- **Goal**: Which lines hold the word "Reportes"? Copy each of them from the material.

(Stored items)
※ ※ ※

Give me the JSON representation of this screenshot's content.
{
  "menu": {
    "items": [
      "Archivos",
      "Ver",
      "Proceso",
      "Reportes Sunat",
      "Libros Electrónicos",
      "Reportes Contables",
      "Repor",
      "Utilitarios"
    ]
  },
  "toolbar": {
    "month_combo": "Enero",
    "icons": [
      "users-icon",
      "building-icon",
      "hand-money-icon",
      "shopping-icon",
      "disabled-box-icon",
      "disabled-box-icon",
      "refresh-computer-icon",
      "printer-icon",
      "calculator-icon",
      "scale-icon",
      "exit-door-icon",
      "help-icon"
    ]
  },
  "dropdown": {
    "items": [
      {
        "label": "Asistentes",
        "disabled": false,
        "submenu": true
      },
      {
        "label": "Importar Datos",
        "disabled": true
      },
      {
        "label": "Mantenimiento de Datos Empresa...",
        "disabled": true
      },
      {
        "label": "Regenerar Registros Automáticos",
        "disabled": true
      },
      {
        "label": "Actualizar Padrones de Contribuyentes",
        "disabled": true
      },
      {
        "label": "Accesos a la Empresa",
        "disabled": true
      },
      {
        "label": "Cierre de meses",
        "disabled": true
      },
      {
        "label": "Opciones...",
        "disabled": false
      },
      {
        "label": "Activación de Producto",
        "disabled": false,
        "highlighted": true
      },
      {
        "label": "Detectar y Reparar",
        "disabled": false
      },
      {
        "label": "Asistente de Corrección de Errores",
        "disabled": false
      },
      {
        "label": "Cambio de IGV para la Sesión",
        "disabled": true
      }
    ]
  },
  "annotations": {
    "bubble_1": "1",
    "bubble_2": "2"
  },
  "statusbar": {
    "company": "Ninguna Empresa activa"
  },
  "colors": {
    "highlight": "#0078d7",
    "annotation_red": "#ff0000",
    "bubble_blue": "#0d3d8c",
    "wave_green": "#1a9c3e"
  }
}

※ ※ ※

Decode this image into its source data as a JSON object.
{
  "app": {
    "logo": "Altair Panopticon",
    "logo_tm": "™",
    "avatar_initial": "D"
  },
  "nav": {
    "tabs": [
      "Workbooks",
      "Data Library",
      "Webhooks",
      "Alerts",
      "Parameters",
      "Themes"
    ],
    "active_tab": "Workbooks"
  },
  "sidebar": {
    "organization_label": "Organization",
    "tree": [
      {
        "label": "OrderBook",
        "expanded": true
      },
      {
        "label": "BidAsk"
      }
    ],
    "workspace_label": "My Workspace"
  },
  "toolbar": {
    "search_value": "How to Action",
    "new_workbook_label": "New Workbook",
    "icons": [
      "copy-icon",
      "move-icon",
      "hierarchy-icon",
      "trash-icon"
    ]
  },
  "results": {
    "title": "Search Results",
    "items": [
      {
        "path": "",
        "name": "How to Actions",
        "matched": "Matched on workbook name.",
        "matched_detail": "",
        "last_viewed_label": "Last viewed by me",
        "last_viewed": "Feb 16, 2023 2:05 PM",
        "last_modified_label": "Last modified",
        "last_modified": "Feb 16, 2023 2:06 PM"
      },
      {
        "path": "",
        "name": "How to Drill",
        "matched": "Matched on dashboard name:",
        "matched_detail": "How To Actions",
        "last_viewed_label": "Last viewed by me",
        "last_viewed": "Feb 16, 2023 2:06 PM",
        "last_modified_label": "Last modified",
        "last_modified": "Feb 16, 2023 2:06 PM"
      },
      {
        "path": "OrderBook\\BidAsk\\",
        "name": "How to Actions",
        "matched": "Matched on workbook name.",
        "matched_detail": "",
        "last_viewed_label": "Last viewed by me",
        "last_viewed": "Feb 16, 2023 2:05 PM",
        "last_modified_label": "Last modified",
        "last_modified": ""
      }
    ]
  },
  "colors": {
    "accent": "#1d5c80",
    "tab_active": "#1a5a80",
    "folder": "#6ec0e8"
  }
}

※ ※ ※

- **Reply to the exercise**:
      "Reportes Sunat",
      "Reportes Contables",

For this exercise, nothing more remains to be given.